Request >>
Collect every line that includes the string "this".

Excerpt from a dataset
□ □ □ □ □

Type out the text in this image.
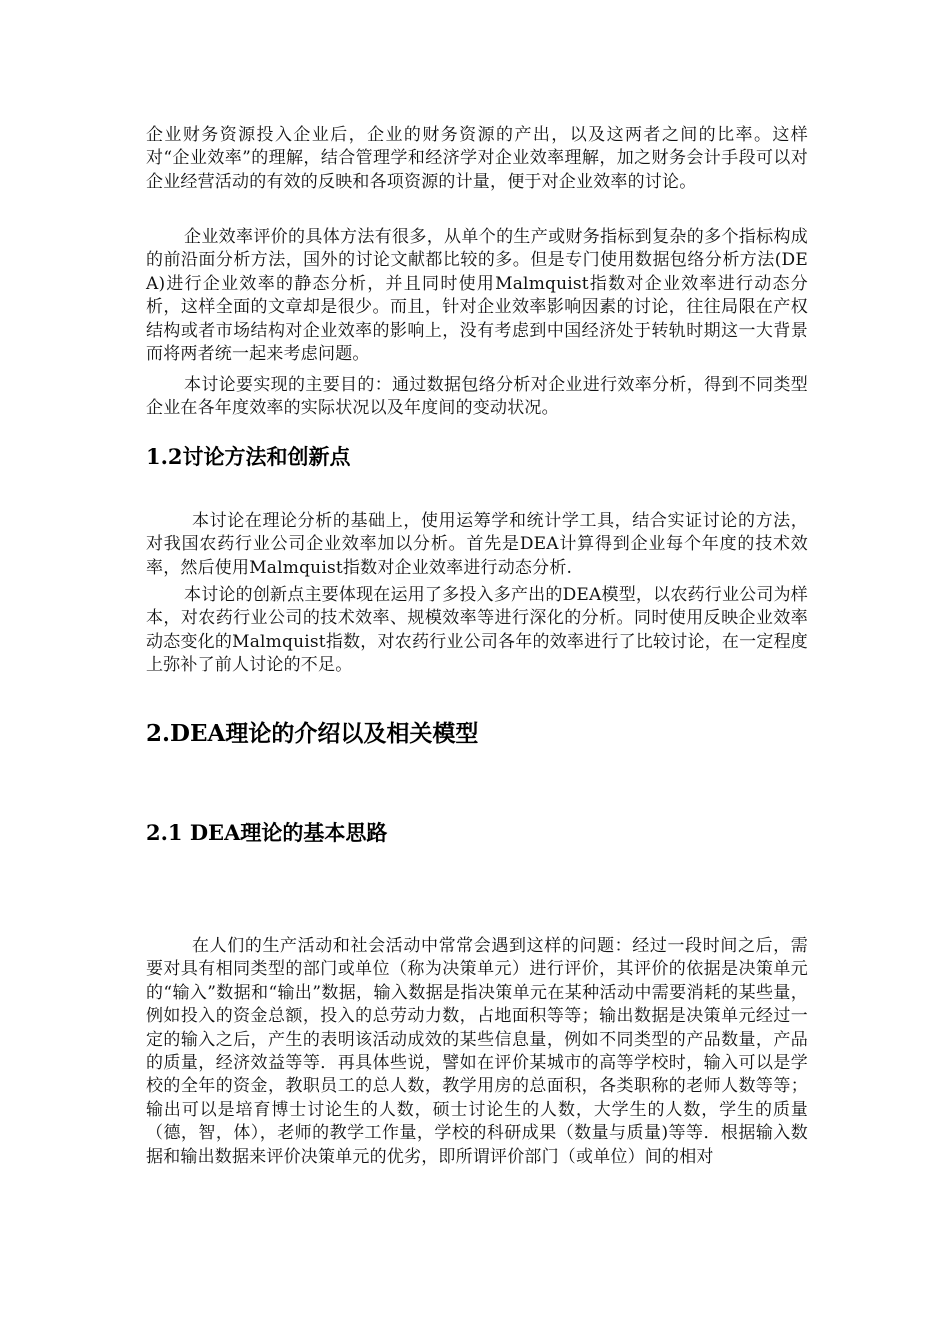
企业财务资源投入企业后，企业的财务资源的产出，以及这两者之间的比率。这样对“企业效率”的理解，结合管理学和经济学对企业效率理解，加之财务会计手段可以对企业经营活动的有效的反映和各项资源的计量，便于对企业效率的讨论。

企业效率评价的具体方法有很多，从单个的生产或财务指标到复杂的多个指标构成的前沿面分析方法，国外的讨论文献都比较的多。但是专门使用数据包络分析方法(DEA)进行企业效率的静态分析，并且同时使用Malmquist指数对企业效率进行动态分析，这样全面的文章却是很少。而且，针对企业效率影响因素的讨论，往往局限在产权结构或者市场结构对企业效率的影响上，没有考虑到中国经济处于转轨时期这一大背景而将两者统一起来考虑问题。

本讨论要实现的主要目的：通过数据包络分析对企业进行效率分析，得到不同类型企业在各年度效率的实际状况以及年度间的变动状况。

1.2讨论方法和创新点

本讨论在理论分析的基础上，使用运筹学和统计学工具，结合实证讨论的方法，对我国农药行业公司企业效率加以分析。首先是DEA计算得到企业每个年度的技术效率，然后使用Malmquist指数对企业效率进行动态分析.

本讨论的创新点主要体现在运用了多投入多产出的DEA模型，以农药行业公司为样本，对农药行业公司的技术效率、规模效率等进行深化的分析。同时使用反映企业效率动态变化的Malmquist指数，对农药行业公司各年的效率进行了比较讨论，在一定程度上弥补了前人讨论的不足。

2.DEA理论的介绍以及相关模型
2.1 DEA理论的基本思路

在人们的生产活动和社会活动中常常会遇到这样的问题：经过一段时间之后，需要对具有相同类型的部门或单位（称为决策单元）进行评价，其评价的依据是决策单元的“输入”数据和“输出”数据，输入数据是指决策单元在某种活动中需要消耗的某些量，例如投入的资金总额，投入的总劳动力数，占地面积等等；输出数据是决策单元经过一定的输入之后，产生的表明该活动成效的某些信息量，例如不同类型的产品数量，产品的质量，经济效益等等．再具体些说，譬如在评价某城市的高等学校时，输入可以是学校的全年的资金，教职员工的总人数，教学用房的总面积，各类职称的老师人数等等；输出可以是培育博士讨论生的人数，硕士讨论生的人数，大学生的人数，学生的质量（德，智，体），老师的教学工作量，学校的科研成果（数量与质量)等等．根据输入数据和输出数据来评价决策单元的优劣，即所谓评价部门（或单位）间的相对
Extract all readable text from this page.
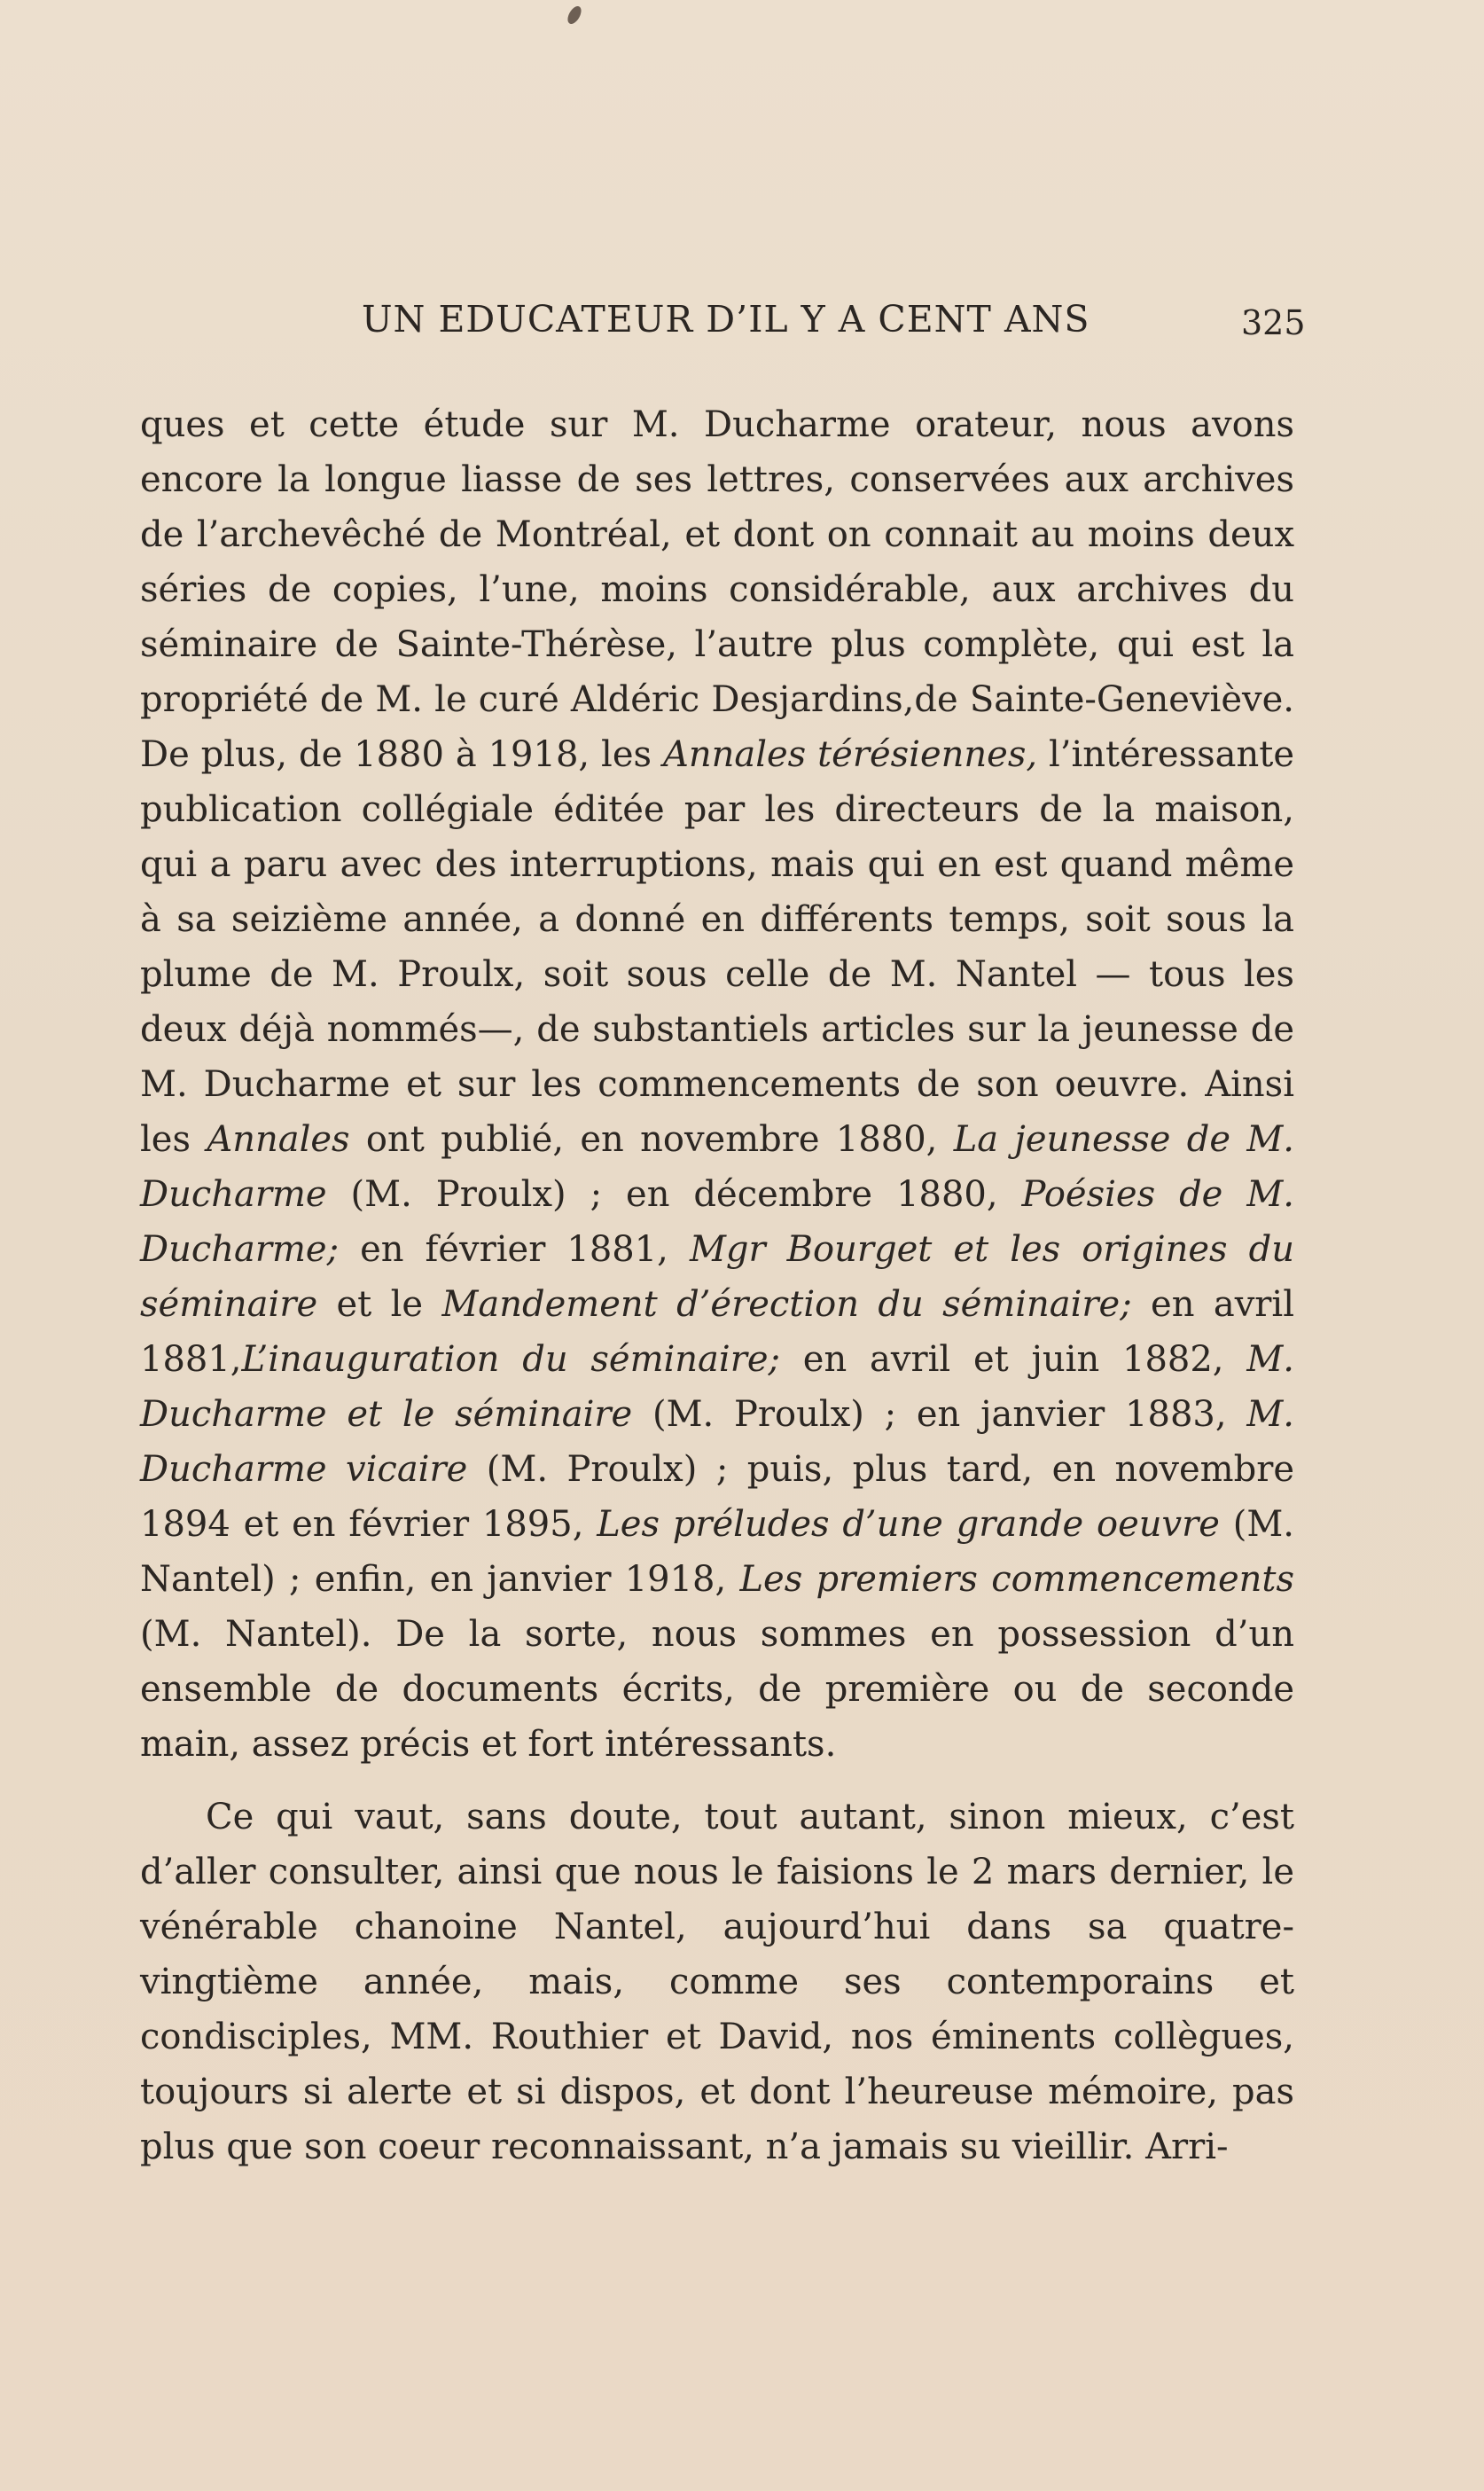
UN EDUCATEUR D’IL Y A CENT ANS	325

ques et cette étude sur M. Ducharme orateur, nous avons encore la longue liasse de ses lettres, conservées aux archives de l’archevêché de Montréal, et dont on connait au moins deux séries de copies, l’une, moins considérable, aux archives du séminaire de Sainte-Thérèse, l’autre plus complète, qui est la propriété de M. le curé Aldéric Desjardins,de Sainte-Geneviève. De plus, de 1880 à 1918, les Annales térésiennes, l’intéressante publication collégiale éditée par les directeurs de la maison, qui a paru avec des interruptions, mais qui en est quand même à sa seizième année, a donné en différents temps, soit sous la plume de M. Proulx, soit sous celle de M. Nantel — tous les deux déjà nommés—, de substantiels articles sur la jeunesse de M. Ducharme et sur les commencements de son oeuvre. Ainsi les Annales ont publié, en novembre 1880, La jeunesse de M. Ducharme (M. Proulx) ; en décembre 1880, Poésies de M. Ducharme; en février 1881, Mgr Bourget et les origines du séminaire et le Mandement d’érection du séminaire; en avril 1881,L’inauguration du séminaire; en avril et juin 1882, M. Ducharme et le séminaire (M. Proulx) ; en janvier 1883, M. Ducharme vicaire (M. Proulx) ; puis, plus tard, en novembre 1894 et en février 1895, Les préludes d’une grande oeuvre (M. Nantel) ; enfin, en janvier 1918, Les premiers commencements (M. Nantel). De la sorte, nous sommes en possession d’un ensemble de documents écrits, de première ou de seconde main, assez précis et fort intéressants.

Ce qui vaut, sans doute, tout autant, sinon mieux, c’est d’aller consulter, ainsi que nous le faisions le 2 mars dernier, le vénérable chanoine Nantel, aujourd’hui dans sa quatre-vingtième année, mais, comme ses contemporains et condisciples, MM. Routhier et David, nos éminents collègues, toujours si alerte et si dispos, et dont l’heureuse mémoire, pas plus que son coeur reconnaissant, n’a jamais su vieillir. Arri-
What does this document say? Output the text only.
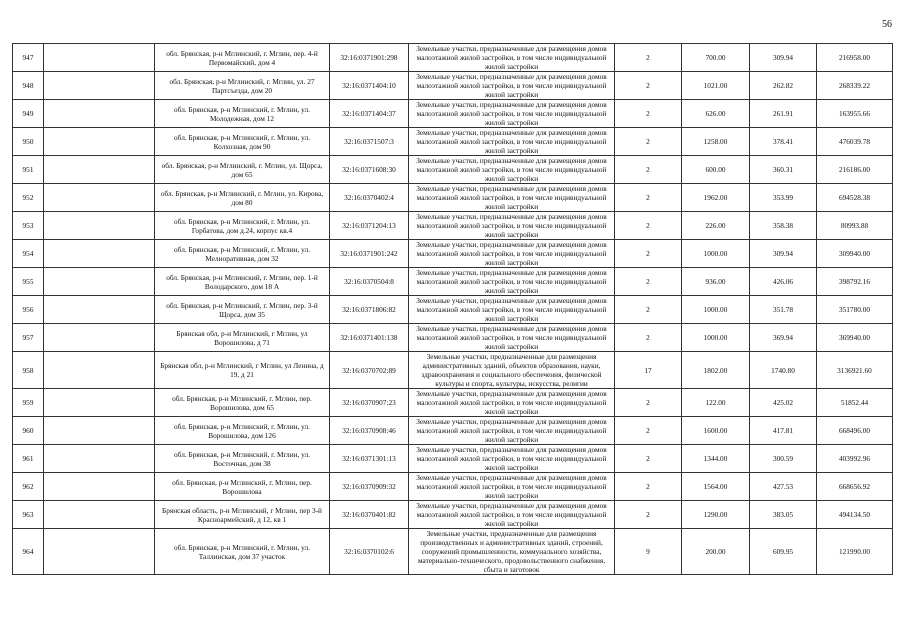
56
947		обл. Брянская, р-н Мглинский, г. Мглин, пер. 4-й Первомайский, дом 4	32:16:0371901:298	Земельные участки, предназначенные для размещения домов малоэтажной жилой застройки, в том числе индивидуальной жилой застройки	2	700.00	309.94	216958.00
948		обл. Брянская, р-н Мглинский, г. Мглин, ул. 27 Партсъезда, дом 20	32:16:0371404:10	Земельные участки, предназначенные для размещения домов малоэтажной жилой застройки, в том числе индивидуальной жилой застройки	2	1021.00	262.82	268339.22
949		обл. Брянская, р-н Мглинский, г. Мглин, ул. Молодежная, дом 12	32:16:0371404:37	Земельные участки, предназначенные для размещения домов малоэтажной жилой застройки, в том числе индивидуальной жилой застройки	2	626.00	261.91	163955.66
950		обл. Брянская, р-н Мглинский, г. Мглин, ул. Колхозная, дом 90	32:16:0371507:3	Земельные участки, предназначенные для размещения домов малоэтажной жилой застройки, в том числе индивидуальной жилой застройки	2	1258.00	378.41	476039.78
951		обл. Брянская, р-н Мглинский, г. Мглин, ул. Щорса, дом 65	32:16:0371608:30	Земельные участки, предназначенные для размещения домов малоэтажной жилой застройки, в том числе индивидуальной жилой застройки	2	600.00	360.31	216186.00
952		обл. Брянская, р-н Мглинский, г. Мглин, ул. Кирова, дом 80	32:16:0370402:4	Земельные участки, предназначенные для размещения домов малоэтажной жилой застройки, в том числе индивидуальной жилой застройки	2	1962.00	353.99	694528.38
953		обл. Брянская, р-н Мглинский, г. Мглин, ул. Горбатова, дом д.24, корпус кв.4	32:16:0371204:13	Земельные участки, предназначенные для размещения домов малоэтажной жилой застройки, в том числе индивидуальной жилой застройки	2	226.00	358.38	80993.88
954		обл. Брянская, р-н Мглинский, г. Мглин, ул. Мелиоративная, дом 32	32:16:0371901:242	Земельные участки, предназначенные для размещения домов малоэтажной жилой застройки, в том числе индивидуальной жилой застройки	2	1000.00	309.94	309940.00
955		обл. Брянская, р-н Мглинский, г. Мглин, пер. 1-й Володарского, дом 18 А	32:16:0370504:8	Земельные участки, предназначенные для размещения домов малоэтажной жилой застройки, в том числе индивидуальной жилой застройки	2	936.00	426.06	398792.16
956		обл. Брянская, р-н Мглинский, г. Мглин, пер. 3-й Щорса, дом 35	32:16:0371806:82	Земельные участки, предназначенные для размещения домов малоэтажной жилой застройки, в том числе индивидуальной жилой застройки	2	1000.00	351.78	351780.00
957		Брянская обл, р-н Мглинский, г Мглин, ул Ворошилова, д 71	32:16:0371401:138	Земельные участки, предназначенные для размещения домов малоэтажной жилой застройки, в том числе индивидуальной жилой застройки	2	1000.00	369.94	369940.00
958		Брянская обл, р-н Мглинский, г Мглин, ул Ленина, д 19, д 21	32:16:0370702:89	Земельные участки, предназначенные для размещения административных зданий, объектов образования, науки, здравоохранения и социального обеспечения, физической культуры и спорта, культуры, искусства, религии	17	1802.00	1740.80	3136921.60
959		обл. Брянская, р-н Мглинский, г. Мглин, пер. Ворошилова, дом 65	32:16:0370907:23	Земельные участки, предназначенные для размещения домов малоэтажной жилой застройки, в том числе индивидуальной жилой застройки	2	122.00	425.02	51852.44
960		обл. Брянская, р-н Мглинский, г. Мглин, ул. Ворошилова, дом 126	32:16:0370908:46	Земельные участки, предназначенные для размещения домов малоэтажной жилой застройки, в том числе индивидуальной жилой застройки	2	1600.00	417.81	668496.00
961		обл. Брянская, р-н Мглинский, г. Мглин, ул. Восточная, дом 38	32:16:0371301:13	Земельные участки, предназначенные для размещения домов малоэтажной жилой застройки, в том числе индивидуальной жилой застройки	2	1344.00	300.59	403992.96
962		обл. Брянская, р-н Мглинский, г. Мглин, пер. Ворошилова	32:16:0370909:32	Земельные участки, предназначенные для размещения домов малоэтажной жилой застройки, в том числе индивидуальной жилой застройки	2	1564.00	427.53	668656.92
963		Брянская область, р-н Мглинский, г Мглин, пер 3-й Красноармейский, д 12, кв 1	32:16:0370401:82	Земельные участки, предназначенные для размещения домов малоэтажной жилой застройки, в том числе индивидуальной жилой застройки	2	1290.00	383.05	494134.50
964		обл. Брянская, р-н Мглинский, г. Мглин, ул. Таллинская, дом 37 участок	32:16:0370102:6	Земельные участки, предназначенные для размещения производственных и административных зданий, строений, сооружений промышленности, коммунального хозяйства, материально-технического, продовольственного снабжения, сбыта и заготовок	9	200.00	609.95	121990.00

□ □ □ □ □

Reply to the exercise >>
Type out the text in this image.
Extract all readable text from this page.
What does this document say? Output the text only.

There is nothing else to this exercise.